WORK TO COMPLETE
Count the lines below that contain the word "Secure", and give only that number.

##########

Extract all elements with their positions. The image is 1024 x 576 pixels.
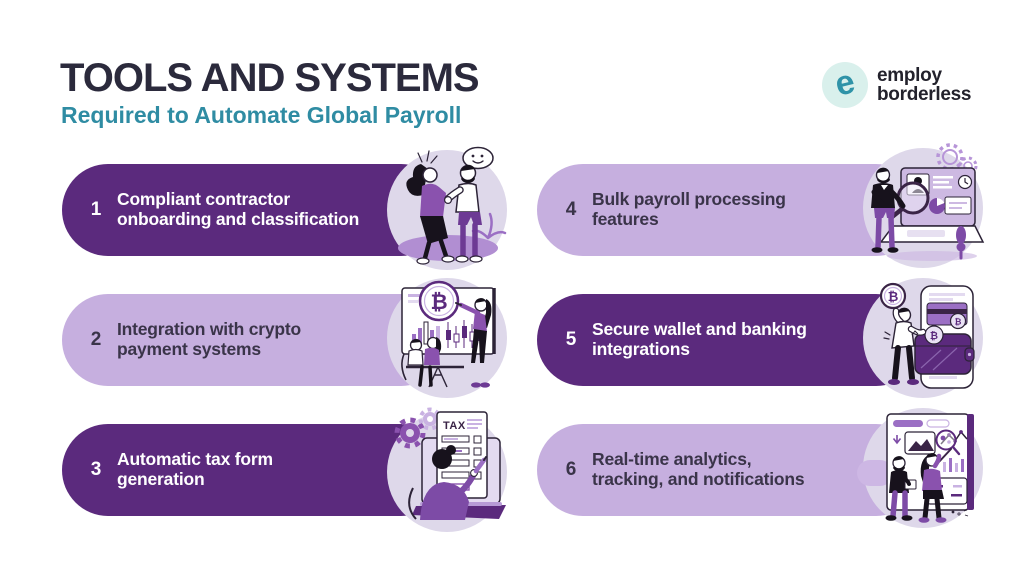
card-6-realtime-analytics: 6 Real-time analytics, tracking, and not… bbox=[537, 402, 987, 534]
card-number: 4 bbox=[565, 199, 577, 220]
card-number: 2 bbox=[90, 329, 102, 350]
pill: 3 Automatic tax form generation bbox=[62, 424, 447, 516]
crypto-payment-presentation-illustration: ₿ bbox=[382, 272, 512, 402]
card-number: 3 bbox=[90, 459, 102, 480]
svg-text:₿: ₿ bbox=[930, 330, 938, 342]
logo-line2: borderless bbox=[877, 84, 972, 105]
svg-text:₿: ₿ bbox=[955, 317, 962, 328]
svg-text:₿: ₿ bbox=[888, 290, 899, 305]
card-4-bulk-payroll: 4 Bulk payroll processing features bbox=[537, 142, 987, 274]
employ-borderless-e-icon: e bbox=[822, 62, 868, 108]
card-label: Real-time analytics, tracking, and notif… bbox=[592, 449, 805, 489]
svg-text:TAX: TAX bbox=[443, 420, 466, 432]
card-number: 5 bbox=[565, 329, 577, 350]
magnifier-payroll-laptop-illustration bbox=[857, 142, 987, 272]
analytics-dashboard-illustration bbox=[857, 402, 987, 532]
card-5-secure-wallet: 5 Secure wallet and banking integrations bbox=[537, 272, 987, 404]
card-number: 6 bbox=[565, 459, 577, 480]
card-number: 1 bbox=[90, 199, 102, 220]
page-subtitle: Required to Automate Global Payroll bbox=[61, 102, 462, 128]
card-1-compliant-onboarding: 1 Compliant contractor onboarding and cl… bbox=[62, 142, 512, 274]
employ-borderless-logo: e employ borderless bbox=[822, 62, 971, 108]
pill: 1 Compliant contractor onboarding and cl… bbox=[62, 164, 447, 256]
pill: 2 Integration with crypto payment system… bbox=[62, 294, 447, 386]
page-title: TOOLS AND SYSTEMS bbox=[60, 56, 480, 100]
card-label: Secure wallet and banking integrations bbox=[592, 319, 807, 359]
logo-text: employ borderless bbox=[877, 66, 971, 104]
card-2-crypto-integration: 2 Integration with crypto payment system… bbox=[62, 272, 512, 404]
tax-form-laptop-illustration: TAX bbox=[382, 402, 512, 532]
bitcoin-wallet-phone-illustration: ₿ ₿ ₿ bbox=[857, 272, 987, 402]
svg-text:₿: ₿ bbox=[430, 290, 447, 314]
card-label: Compliant contractor onboarding and clas… bbox=[117, 189, 360, 229]
handshake-onboarding-illustration bbox=[382, 142, 512, 272]
pill: 4 Bulk payroll processing features bbox=[537, 164, 922, 256]
card-label: Automatic tax form generation bbox=[117, 449, 273, 489]
card-label: Bulk payroll processing features bbox=[592, 189, 786, 229]
pill: 5 Secure wallet and banking integrations bbox=[537, 294, 922, 386]
card-label: Integration with crypto payment systems bbox=[117, 319, 302, 359]
card-3-automatic-tax: 3 Automatic tax form generation TAX bbox=[62, 402, 512, 534]
logo-line1: employ bbox=[877, 65, 942, 86]
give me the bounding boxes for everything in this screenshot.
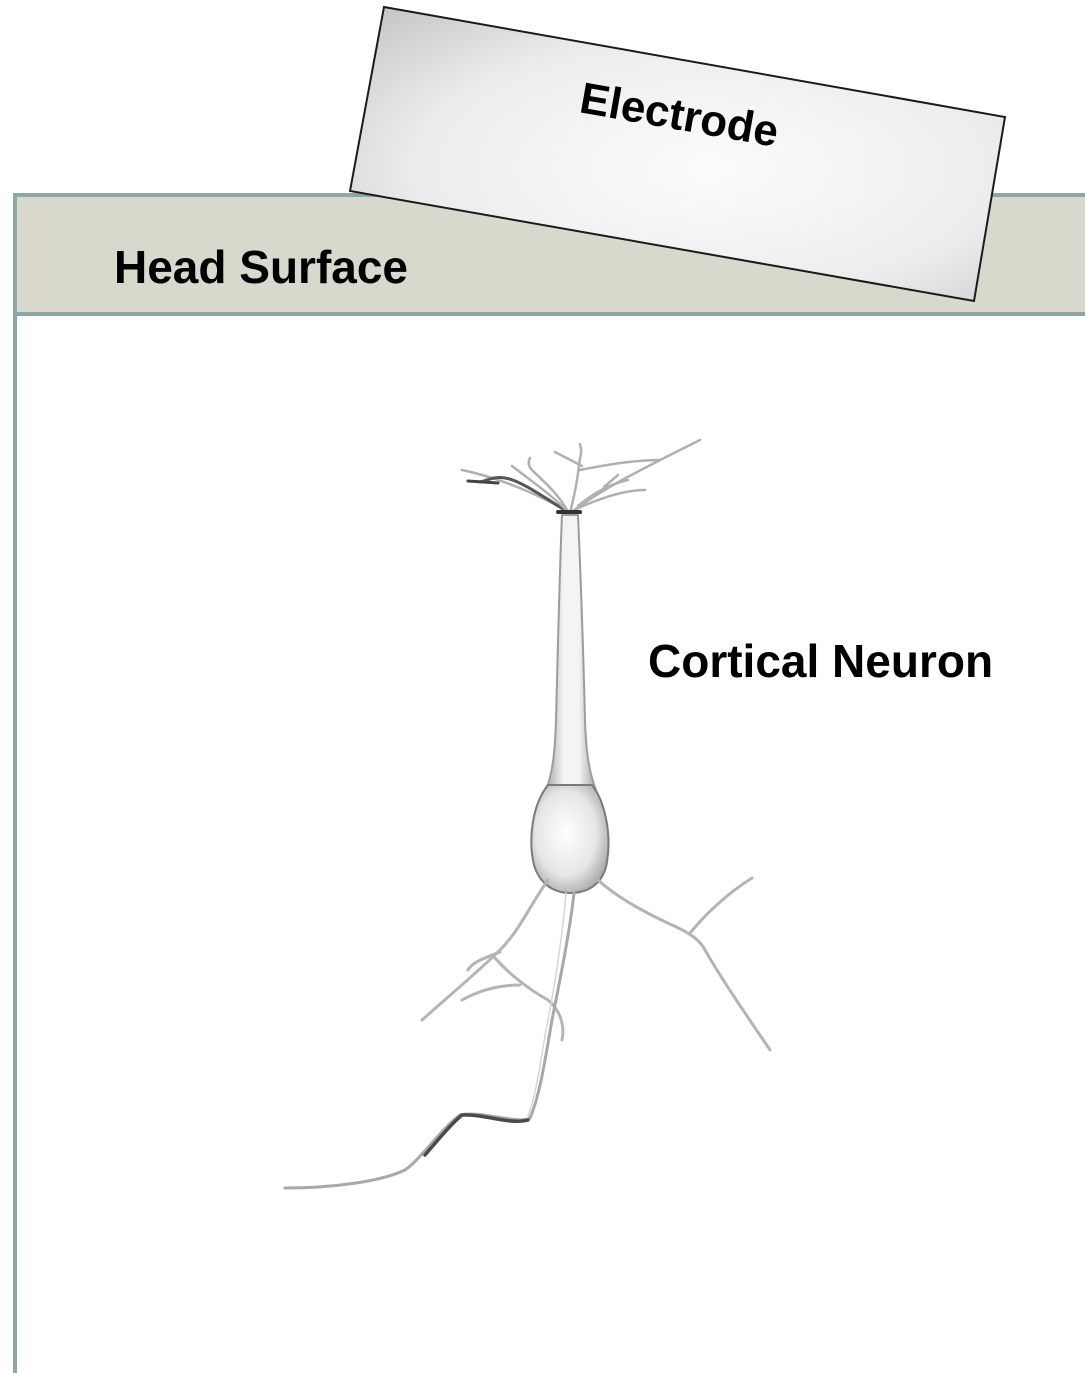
- pyramidal-neuron-icon: [285, 440, 770, 1188]
- axon-dark-segment: [425, 1115, 528, 1155]
- apical-dendrite: [546, 515, 596, 790]
- cortical-neuron-label: Cortical Neuron: [648, 635, 993, 687]
- apical-tuft: [462, 440, 700, 512]
- neuron-axon: [285, 893, 574, 1188]
- axon-inner-line: [528, 893, 566, 1116]
- neuron-soma: [531, 785, 608, 893]
- basal-dendrites: [422, 878, 770, 1050]
- head-surface-label: Head Surface: [114, 241, 408, 293]
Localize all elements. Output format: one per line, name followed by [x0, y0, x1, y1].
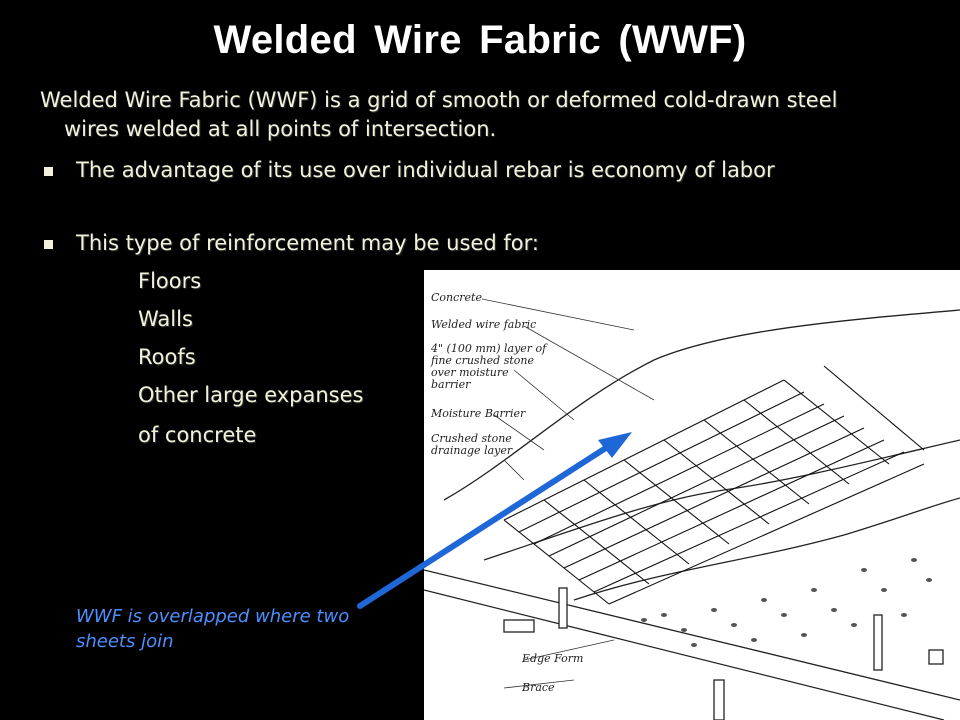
overlap-caption: WWF is overlapped where two sheets join [76, 606, 350, 652]
use-item-roofs: Roofs [138, 345, 196, 369]
slab-drawing [424, 298, 960, 720]
bullet-uses: This type of reinforcement may be used f… [44, 229, 836, 258]
bullet-square-icon [44, 240, 53, 249]
bullet-advantage-text: The advantage of its use over individual… [76, 158, 775, 182]
label-moisture-barrier: Moisture Barrier [431, 407, 526, 420]
intro-paragraph: Welded Wire Fabric (WWF) is a grid of sm… [40, 88, 838, 141]
label-drainage-layer: Crushed stone drainage layer [431, 432, 513, 457]
use-item-floors: Floors [138, 269, 202, 293]
use-item-expanses: Other large expanses [138, 383, 364, 407]
use-item-concrete: of concrete [138, 423, 257, 447]
bullet-square-icon [44, 167, 53, 176]
use-item-walls: Walls [138, 307, 193, 331]
wwf-slab-illustration: Concrete Welded wire fabric 4" (100 mm) … [424, 270, 960, 720]
bullet-advantage: The advantage of its use over individual… [44, 156, 836, 185]
slide-title: Welded Wire Fabric (WWF) [213, 18, 747, 62]
bullet-uses-text: This type of reinforcement may be used f… [76, 231, 539, 255]
label-brace: Brace [522, 681, 555, 694]
label-concrete: Concrete [431, 291, 482, 304]
label-edge-form: Edge Form [522, 652, 584, 665]
label-welded-wire-fabric: Welded wire fabric [431, 318, 537, 331]
label-crushed-stone-layer: 4" (100 mm) layer of fine crushed stone … [431, 342, 547, 391]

##########

RESULT OF THE EXERCISE
3